*What needs to be done*
What lines of the data hold the string "사랑하는"? Pull each one out.

## Start

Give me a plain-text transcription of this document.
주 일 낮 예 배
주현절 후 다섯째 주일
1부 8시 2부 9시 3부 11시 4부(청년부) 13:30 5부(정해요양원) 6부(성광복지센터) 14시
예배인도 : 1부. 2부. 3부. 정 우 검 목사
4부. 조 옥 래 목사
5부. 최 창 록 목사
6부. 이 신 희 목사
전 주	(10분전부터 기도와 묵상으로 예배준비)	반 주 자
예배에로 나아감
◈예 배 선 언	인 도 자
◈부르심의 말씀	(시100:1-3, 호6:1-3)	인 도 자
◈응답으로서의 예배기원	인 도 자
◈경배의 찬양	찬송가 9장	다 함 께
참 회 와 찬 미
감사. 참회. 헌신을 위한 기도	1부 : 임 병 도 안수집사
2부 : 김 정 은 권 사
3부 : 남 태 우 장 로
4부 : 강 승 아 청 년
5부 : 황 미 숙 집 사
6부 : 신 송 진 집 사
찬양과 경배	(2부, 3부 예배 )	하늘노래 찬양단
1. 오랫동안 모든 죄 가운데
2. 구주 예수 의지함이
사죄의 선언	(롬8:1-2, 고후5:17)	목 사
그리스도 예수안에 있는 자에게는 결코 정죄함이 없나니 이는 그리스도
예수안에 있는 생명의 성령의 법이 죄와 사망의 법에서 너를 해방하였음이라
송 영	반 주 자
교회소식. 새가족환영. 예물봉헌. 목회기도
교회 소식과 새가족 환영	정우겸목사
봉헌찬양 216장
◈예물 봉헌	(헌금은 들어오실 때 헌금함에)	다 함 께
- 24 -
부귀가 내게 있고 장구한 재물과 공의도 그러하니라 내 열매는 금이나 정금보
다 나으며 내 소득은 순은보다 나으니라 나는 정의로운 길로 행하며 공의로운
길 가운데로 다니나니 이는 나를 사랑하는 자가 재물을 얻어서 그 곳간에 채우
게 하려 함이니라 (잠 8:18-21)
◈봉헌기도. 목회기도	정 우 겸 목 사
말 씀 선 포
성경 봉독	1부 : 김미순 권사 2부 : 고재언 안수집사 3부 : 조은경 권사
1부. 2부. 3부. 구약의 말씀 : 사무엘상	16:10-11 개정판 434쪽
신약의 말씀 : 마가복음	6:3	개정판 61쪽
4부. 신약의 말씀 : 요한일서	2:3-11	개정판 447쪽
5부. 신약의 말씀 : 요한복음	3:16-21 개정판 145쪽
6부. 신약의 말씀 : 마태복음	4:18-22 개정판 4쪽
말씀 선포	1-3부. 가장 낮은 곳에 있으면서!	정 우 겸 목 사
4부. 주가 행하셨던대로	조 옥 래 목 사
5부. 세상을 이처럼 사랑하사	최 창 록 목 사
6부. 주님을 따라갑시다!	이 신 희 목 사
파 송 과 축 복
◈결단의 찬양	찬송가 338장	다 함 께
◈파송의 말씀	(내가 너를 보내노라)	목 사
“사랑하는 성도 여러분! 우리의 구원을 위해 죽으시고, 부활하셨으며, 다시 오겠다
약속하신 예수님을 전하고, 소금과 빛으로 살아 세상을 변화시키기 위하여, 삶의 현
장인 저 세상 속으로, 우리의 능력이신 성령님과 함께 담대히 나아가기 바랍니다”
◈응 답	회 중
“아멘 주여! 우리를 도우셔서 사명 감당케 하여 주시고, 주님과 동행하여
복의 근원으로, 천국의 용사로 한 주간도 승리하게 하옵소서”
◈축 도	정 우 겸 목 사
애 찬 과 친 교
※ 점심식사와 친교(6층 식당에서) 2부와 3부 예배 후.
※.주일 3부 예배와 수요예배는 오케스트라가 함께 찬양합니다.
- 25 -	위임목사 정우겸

## End

*Result of the exercise*
길 가운데로 다니나니 이는 나를 사랑하는 자가 재물을 얻어서 그 곳간에 채우
“사랑하는 성도 여러분! 우리의 구원을 위해 죽으시고, 부활하셨으며, 다시 오겠다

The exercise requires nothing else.